Exercise goal =
How many of the lines here include "prune"? Answer with a single number.

###

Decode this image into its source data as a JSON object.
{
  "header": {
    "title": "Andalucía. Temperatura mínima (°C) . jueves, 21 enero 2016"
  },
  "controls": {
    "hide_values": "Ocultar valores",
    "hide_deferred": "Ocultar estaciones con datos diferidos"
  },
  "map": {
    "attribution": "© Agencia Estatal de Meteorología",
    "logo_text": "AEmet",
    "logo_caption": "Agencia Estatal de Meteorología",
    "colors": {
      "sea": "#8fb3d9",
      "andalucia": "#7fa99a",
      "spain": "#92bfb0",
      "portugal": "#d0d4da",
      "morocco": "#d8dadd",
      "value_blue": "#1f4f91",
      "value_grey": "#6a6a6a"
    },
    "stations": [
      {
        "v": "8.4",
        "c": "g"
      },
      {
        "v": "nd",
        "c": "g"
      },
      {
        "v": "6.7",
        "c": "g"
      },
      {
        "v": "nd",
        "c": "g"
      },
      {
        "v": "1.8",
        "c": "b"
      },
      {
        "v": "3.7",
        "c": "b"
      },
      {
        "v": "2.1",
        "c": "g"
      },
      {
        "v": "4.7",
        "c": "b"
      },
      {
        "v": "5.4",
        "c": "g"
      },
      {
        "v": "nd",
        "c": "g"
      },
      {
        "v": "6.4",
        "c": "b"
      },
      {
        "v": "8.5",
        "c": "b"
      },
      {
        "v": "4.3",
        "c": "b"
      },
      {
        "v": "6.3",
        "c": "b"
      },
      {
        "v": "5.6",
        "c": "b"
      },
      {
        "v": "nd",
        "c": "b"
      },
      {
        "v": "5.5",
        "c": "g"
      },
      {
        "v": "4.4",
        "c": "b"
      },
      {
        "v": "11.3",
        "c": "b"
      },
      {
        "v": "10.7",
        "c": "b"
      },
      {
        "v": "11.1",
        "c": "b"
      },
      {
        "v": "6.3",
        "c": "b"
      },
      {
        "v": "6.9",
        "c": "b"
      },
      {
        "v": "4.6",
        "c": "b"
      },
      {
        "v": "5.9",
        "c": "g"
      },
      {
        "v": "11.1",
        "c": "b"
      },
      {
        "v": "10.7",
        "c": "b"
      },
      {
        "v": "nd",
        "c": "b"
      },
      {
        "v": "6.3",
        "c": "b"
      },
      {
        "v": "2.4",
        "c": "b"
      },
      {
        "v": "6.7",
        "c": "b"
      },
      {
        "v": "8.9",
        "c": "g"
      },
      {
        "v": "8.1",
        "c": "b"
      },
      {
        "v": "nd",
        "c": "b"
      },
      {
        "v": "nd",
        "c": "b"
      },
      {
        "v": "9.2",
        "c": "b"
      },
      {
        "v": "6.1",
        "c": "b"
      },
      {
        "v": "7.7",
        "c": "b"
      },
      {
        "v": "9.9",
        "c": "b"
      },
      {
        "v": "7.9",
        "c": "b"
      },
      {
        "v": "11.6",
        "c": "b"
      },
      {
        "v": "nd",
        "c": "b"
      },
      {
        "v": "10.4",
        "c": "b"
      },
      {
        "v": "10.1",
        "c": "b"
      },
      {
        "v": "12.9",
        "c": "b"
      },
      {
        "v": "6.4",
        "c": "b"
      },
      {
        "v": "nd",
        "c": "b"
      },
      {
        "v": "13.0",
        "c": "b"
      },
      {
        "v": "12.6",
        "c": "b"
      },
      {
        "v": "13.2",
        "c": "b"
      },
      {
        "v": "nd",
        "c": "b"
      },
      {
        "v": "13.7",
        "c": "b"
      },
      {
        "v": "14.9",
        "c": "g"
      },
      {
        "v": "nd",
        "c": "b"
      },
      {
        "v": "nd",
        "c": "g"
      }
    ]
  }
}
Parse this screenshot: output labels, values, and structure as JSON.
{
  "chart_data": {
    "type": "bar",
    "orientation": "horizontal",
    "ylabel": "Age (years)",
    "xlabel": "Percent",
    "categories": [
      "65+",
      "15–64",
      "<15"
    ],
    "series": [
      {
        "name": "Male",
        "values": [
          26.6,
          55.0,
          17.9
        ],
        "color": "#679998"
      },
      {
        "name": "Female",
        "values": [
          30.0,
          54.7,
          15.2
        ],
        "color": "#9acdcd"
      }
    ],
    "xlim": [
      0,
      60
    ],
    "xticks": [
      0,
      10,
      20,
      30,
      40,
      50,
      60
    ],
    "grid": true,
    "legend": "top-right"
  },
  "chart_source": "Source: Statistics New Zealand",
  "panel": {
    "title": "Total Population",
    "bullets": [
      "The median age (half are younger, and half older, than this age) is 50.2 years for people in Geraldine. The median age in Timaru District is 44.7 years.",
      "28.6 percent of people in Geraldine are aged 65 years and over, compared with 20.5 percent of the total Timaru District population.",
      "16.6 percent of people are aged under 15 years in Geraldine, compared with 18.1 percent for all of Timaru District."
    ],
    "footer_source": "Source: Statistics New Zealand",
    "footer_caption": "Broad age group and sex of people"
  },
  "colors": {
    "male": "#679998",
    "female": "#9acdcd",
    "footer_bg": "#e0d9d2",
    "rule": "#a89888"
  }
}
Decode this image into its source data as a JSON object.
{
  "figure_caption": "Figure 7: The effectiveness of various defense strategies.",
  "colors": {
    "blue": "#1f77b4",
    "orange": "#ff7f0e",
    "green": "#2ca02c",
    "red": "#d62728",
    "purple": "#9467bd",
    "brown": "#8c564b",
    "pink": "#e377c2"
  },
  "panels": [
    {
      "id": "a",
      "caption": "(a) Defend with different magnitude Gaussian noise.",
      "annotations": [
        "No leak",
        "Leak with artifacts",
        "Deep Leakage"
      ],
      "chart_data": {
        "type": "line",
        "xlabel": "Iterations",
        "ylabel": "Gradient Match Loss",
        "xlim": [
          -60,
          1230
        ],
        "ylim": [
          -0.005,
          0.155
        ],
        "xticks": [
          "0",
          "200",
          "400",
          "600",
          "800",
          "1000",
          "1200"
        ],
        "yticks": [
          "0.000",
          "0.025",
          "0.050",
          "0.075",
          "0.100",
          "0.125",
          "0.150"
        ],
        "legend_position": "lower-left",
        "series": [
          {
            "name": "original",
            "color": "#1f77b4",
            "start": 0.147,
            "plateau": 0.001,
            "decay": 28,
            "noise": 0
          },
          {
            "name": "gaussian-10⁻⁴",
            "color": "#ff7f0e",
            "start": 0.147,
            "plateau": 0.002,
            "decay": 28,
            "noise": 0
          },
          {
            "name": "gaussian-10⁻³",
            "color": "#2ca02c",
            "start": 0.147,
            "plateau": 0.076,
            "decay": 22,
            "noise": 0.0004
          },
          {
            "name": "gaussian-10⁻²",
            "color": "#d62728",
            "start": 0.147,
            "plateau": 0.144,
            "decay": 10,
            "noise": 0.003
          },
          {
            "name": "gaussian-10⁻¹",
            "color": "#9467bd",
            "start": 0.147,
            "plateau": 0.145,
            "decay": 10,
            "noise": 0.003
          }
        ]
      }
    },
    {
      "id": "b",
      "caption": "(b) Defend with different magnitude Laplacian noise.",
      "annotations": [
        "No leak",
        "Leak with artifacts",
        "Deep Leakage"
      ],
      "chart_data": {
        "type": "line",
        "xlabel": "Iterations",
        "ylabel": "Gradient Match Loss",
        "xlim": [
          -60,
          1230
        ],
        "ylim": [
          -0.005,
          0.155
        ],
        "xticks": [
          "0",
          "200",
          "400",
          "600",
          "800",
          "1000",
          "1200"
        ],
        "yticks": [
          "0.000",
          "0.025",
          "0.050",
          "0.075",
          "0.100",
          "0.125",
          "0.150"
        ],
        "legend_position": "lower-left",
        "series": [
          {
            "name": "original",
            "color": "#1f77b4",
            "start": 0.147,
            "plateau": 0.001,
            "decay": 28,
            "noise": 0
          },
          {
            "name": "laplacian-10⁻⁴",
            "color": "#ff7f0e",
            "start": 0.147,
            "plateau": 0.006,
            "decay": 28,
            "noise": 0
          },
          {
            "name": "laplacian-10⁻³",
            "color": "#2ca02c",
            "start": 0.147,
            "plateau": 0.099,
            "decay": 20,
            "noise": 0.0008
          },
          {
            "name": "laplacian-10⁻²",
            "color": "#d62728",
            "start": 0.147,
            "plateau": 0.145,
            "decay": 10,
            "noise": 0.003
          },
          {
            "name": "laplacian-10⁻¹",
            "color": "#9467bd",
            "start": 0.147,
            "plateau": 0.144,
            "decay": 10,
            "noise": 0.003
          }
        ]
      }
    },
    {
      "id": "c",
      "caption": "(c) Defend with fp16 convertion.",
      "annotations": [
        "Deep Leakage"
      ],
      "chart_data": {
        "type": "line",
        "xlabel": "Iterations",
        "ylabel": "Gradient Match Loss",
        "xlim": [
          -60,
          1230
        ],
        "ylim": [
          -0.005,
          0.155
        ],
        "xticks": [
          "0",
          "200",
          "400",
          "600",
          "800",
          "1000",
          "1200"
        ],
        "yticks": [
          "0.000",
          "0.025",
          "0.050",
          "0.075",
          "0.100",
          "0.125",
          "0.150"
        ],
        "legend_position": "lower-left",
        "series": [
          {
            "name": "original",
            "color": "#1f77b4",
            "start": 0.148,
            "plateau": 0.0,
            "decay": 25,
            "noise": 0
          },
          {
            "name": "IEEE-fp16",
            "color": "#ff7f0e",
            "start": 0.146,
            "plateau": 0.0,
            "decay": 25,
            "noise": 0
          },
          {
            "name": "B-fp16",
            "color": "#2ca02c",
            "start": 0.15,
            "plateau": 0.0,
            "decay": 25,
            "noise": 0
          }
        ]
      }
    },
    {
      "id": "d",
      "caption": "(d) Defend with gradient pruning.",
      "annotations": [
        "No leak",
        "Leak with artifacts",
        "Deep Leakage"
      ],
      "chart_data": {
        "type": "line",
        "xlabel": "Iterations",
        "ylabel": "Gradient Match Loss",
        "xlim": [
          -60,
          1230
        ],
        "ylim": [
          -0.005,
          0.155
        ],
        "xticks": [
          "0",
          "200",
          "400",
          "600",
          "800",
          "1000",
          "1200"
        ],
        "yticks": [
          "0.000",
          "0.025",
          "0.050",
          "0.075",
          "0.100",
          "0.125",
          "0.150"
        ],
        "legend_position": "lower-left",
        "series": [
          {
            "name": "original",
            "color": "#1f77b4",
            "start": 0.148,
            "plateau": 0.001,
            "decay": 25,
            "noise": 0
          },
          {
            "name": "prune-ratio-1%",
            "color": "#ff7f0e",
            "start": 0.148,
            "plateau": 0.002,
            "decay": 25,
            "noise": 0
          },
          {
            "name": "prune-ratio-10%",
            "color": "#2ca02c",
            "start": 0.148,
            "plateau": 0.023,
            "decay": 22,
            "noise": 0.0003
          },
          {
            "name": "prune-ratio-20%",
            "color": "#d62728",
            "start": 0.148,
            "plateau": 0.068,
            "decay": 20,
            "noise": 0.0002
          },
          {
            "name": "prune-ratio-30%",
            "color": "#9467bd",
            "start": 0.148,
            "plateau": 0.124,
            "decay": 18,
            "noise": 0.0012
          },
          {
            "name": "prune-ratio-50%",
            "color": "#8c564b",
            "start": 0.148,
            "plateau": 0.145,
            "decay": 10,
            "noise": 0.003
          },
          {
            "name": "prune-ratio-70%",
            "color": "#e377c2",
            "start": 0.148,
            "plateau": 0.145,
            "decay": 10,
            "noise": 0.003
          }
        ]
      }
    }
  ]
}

###

Answer =
6